*Instructions to follow*. State how many lines of the entries below hold the word "middle"; reply with nothing but the number.

*Information shown*.
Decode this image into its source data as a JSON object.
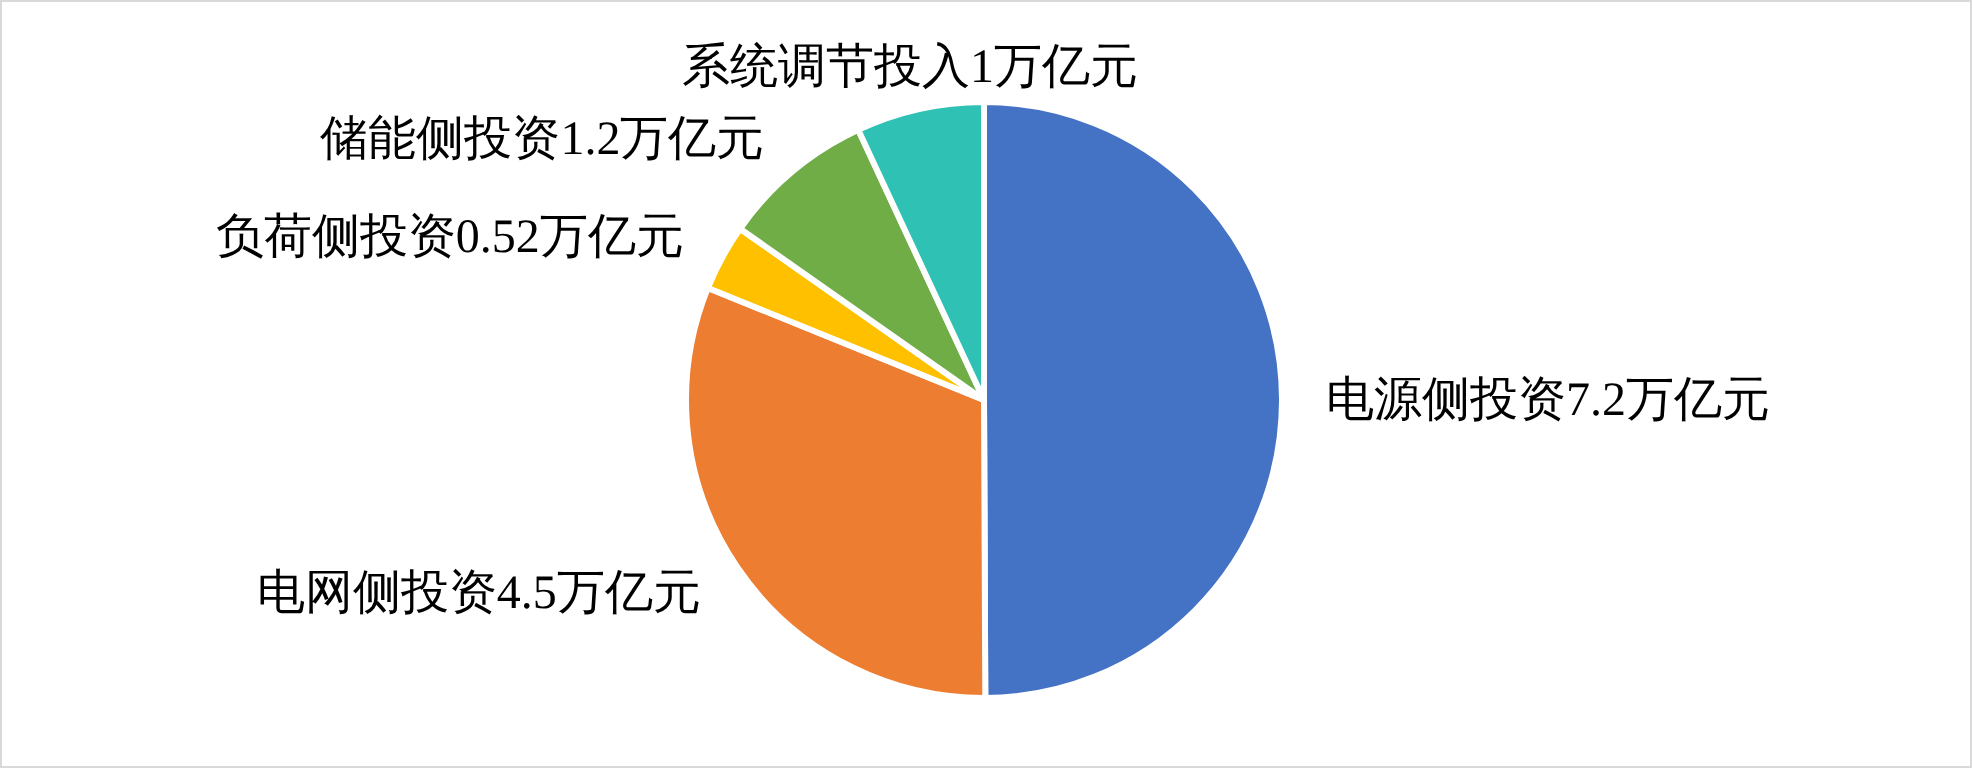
{
  "chart_data": {
    "type": "pie",
    "categories": [
      "电源侧投资",
      "电网侧投资",
      "负荷侧投资",
      "储能侧投资",
      "系统调节投入"
    ],
    "values": [
      7.2,
      4.5,
      0.52,
      1.2,
      1
    ],
    "value_labels": [
      "7.2万亿元",
      "4.5万亿元",
      "0.52万亿元",
      "1.2万亿元",
      "1万亿元"
    ],
    "colors": [
      "#4472c4",
      "#ed7d31",
      "#ffc000",
      "#70ad47",
      "#2fc1b4"
    ],
    "legend": false
  }
}
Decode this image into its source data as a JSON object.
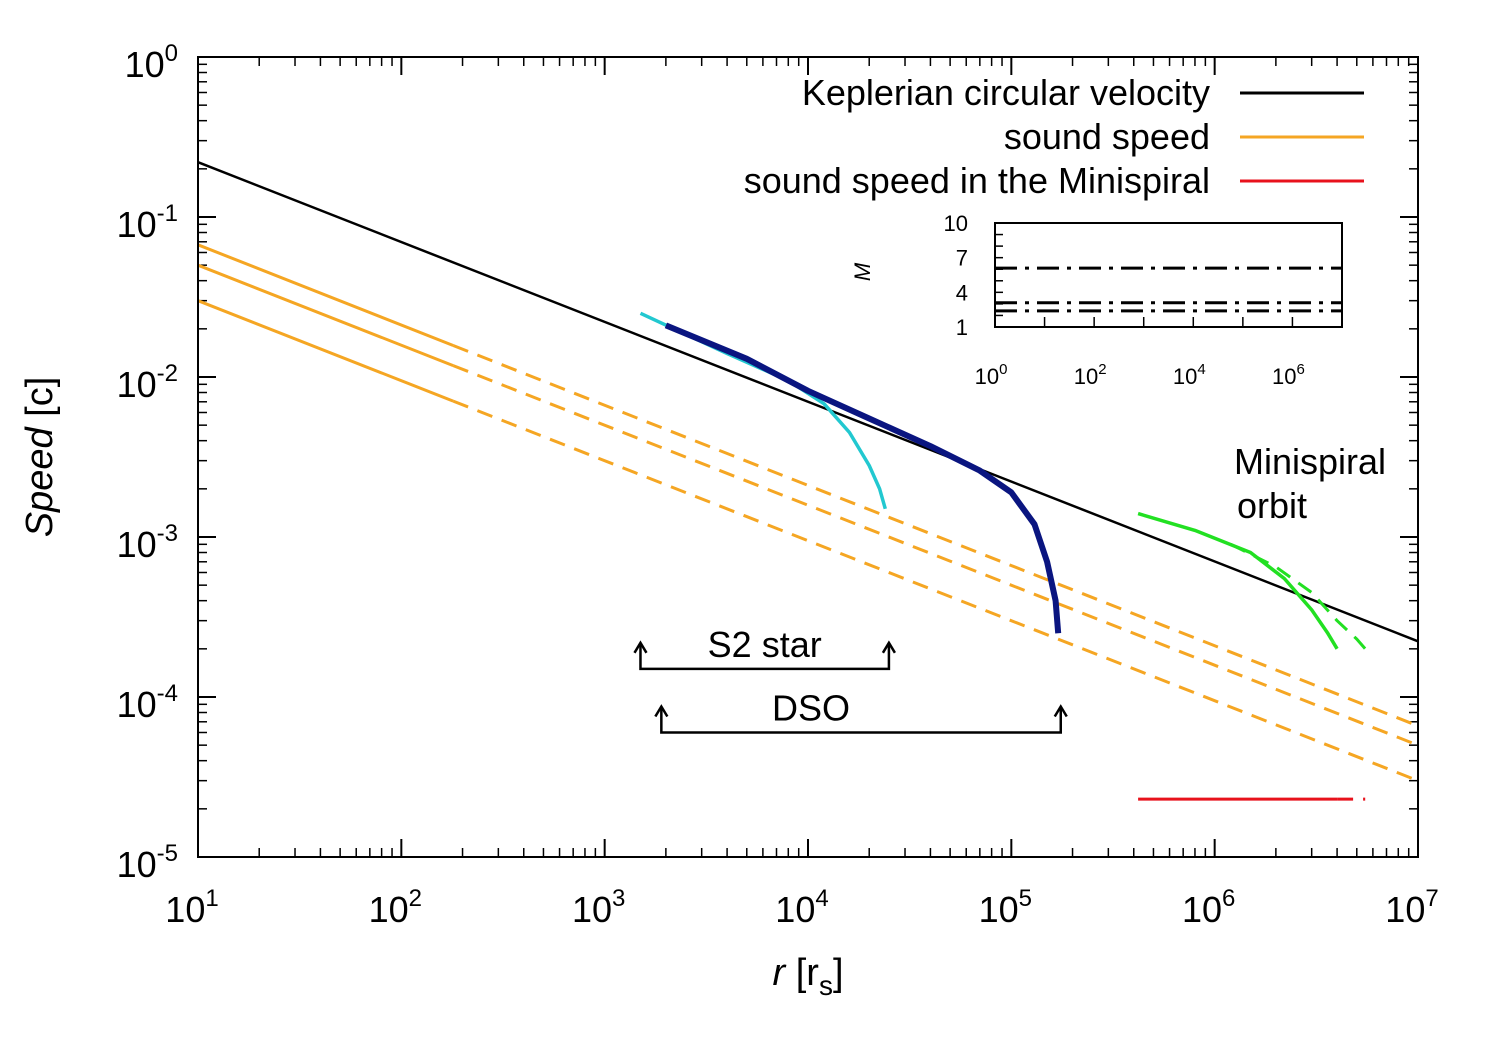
{
  "chart_data": {
    "type": "line",
    "title": "",
    "xlabel": {
      "italic": "r",
      "rest": "[r",
      "sub": "s",
      "close": "]"
    },
    "ylabel": {
      "italic": "Speed",
      "rest": "[c]"
    },
    "xscale": "log",
    "yscale": "log",
    "xlim": [
      10,
      10000000
    ],
    "ylim": [
      1e-05,
      1
    ],
    "x_ticks": [
      {
        "base": "10",
        "exp": "1"
      },
      {
        "base": "10",
        "exp": "2"
      },
      {
        "base": "10",
        "exp": "3"
      },
      {
        "base": "10",
        "exp": "4"
      },
      {
        "base": "10",
        "exp": "5"
      },
      {
        "base": "10",
        "exp": "6"
      },
      {
        "base": "10",
        "exp": "7"
      }
    ],
    "y_ticks": [
      {
        "base": "10",
        "exp": "-5"
      },
      {
        "base": "10",
        "exp": "-4"
      },
      {
        "base": "10",
        "exp": "-3"
      },
      {
        "base": "10",
        "exp": "-2"
      },
      {
        "base": "10",
        "exp": "-1"
      },
      {
        "base": "10",
        "exp": "0"
      }
    ],
    "legend_position": "top-right",
    "legend": [
      {
        "label": "Keplerian circular velocity",
        "color": "#000000"
      },
      {
        "label": "sound speed",
        "color": "#f5a623"
      },
      {
        "label": "sound speed in the Minispiral",
        "color": "#e8121c"
      }
    ],
    "series": [
      {
        "name": "Keplerian circular velocity",
        "color": "#000000",
        "style": "solid",
        "x": [
          10,
          10000000
        ],
        "y": [
          0.22,
          0.000223
        ]
      },
      {
        "name": "sound speed (upper)",
        "color": "#f5a623",
        "style": "solid-then-dashed",
        "break_x": 180,
        "x": [
          10,
          10000000
        ],
        "y": [
          0.067,
          6.6e-05
        ]
      },
      {
        "name": "sound speed (middle)",
        "color": "#f5a623",
        "style": "solid-then-dashed",
        "break_x": 180,
        "x": [
          10,
          10000000
        ],
        "y": [
          0.05,
          5e-05
        ]
      },
      {
        "name": "sound speed (lower)",
        "color": "#f5a623",
        "style": "solid-then-dashed",
        "break_x": 180,
        "x": [
          10,
          10000000
        ],
        "y": [
          0.03,
          3e-05
        ]
      },
      {
        "name": "sound speed in the Minispiral",
        "color": "#e8121c",
        "style": "solid-then-dashed",
        "break_x": 4000000,
        "x": [
          420000,
          5500000
        ],
        "y": [
          2.3e-05,
          2.3e-05
        ]
      },
      {
        "name": "S2 star orbit",
        "color": "#22c8d0",
        "style": "solid",
        "x": [
          1500,
          4000,
          8000,
          12000,
          16000,
          20000,
          22500,
          24000
        ],
        "y": [
          0.025,
          0.014,
          0.0095,
          0.0068,
          0.0045,
          0.0028,
          0.002,
          0.0015
        ]
      },
      {
        "name": "DSO orbit",
        "color": "#0a1580",
        "style": "solid-thick",
        "x": [
          2000,
          5000,
          10000,
          20000,
          40000,
          70000,
          100000,
          130000,
          150000,
          165000,
          170000
        ],
        "y": [
          0.021,
          0.013,
          0.0082,
          0.0055,
          0.0037,
          0.0026,
          0.0019,
          0.0012,
          0.0007,
          0.0004,
          0.00025
        ]
      },
      {
        "name": "Minispiral orbit (solid)",
        "color": "#22e022",
        "style": "solid",
        "x": [
          420000,
          800000,
          1500000,
          2200000,
          3000000,
          3600000,
          4000000
        ],
        "y": [
          0.0014,
          0.0011,
          0.0008,
          0.00055,
          0.00035,
          0.00025,
          0.0002
        ]
      },
      {
        "name": "Minispiral orbit (dashed)",
        "color": "#22e022",
        "style": "dashed",
        "x": [
          1200000,
          2000000,
          3000000,
          4000000,
          5000000,
          5500000
        ],
        "y": [
          0.0009,
          0.00065,
          0.00045,
          0.0003,
          0.00023,
          0.0002
        ]
      }
    ],
    "annotations": [
      {
        "text": "S2 star",
        "range_x": [
          1500,
          25000
        ],
        "y": 0.00015
      },
      {
        "text": "DSO",
        "range_x": [
          1900,
          175000
        ],
        "y": 6e-05
      },
      {
        "text": "Minispiral",
        "x": 2500000,
        "y": 0.0025
      },
      {
        "text": "orbit",
        "x": 2500000,
        "y": 0.0015
      }
    ],
    "inset": {
      "ylabel": "M",
      "xscale": "log",
      "xlim": [
        1,
        10000000
      ],
      "ylim": [
        1,
        10
      ],
      "x_ticks": [
        {
          "base": "10",
          "exp": "0"
        },
        {
          "base": "10",
          "exp": "2"
        },
        {
          "base": "10",
          "exp": "4"
        },
        {
          "base": "10",
          "exp": "6"
        }
      ],
      "y_ticks": [
        "1",
        "4",
        "7",
        "10"
      ],
      "series": [
        {
          "name": "M upper",
          "style": "dash-dot",
          "y": 6.1
        },
        {
          "name": "M middle",
          "style": "dash-dot",
          "y": 3.1
        },
        {
          "name": "M lower",
          "style": "dash-dot",
          "y": 2.4
        }
      ]
    }
  }
}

*Exercise response*. 2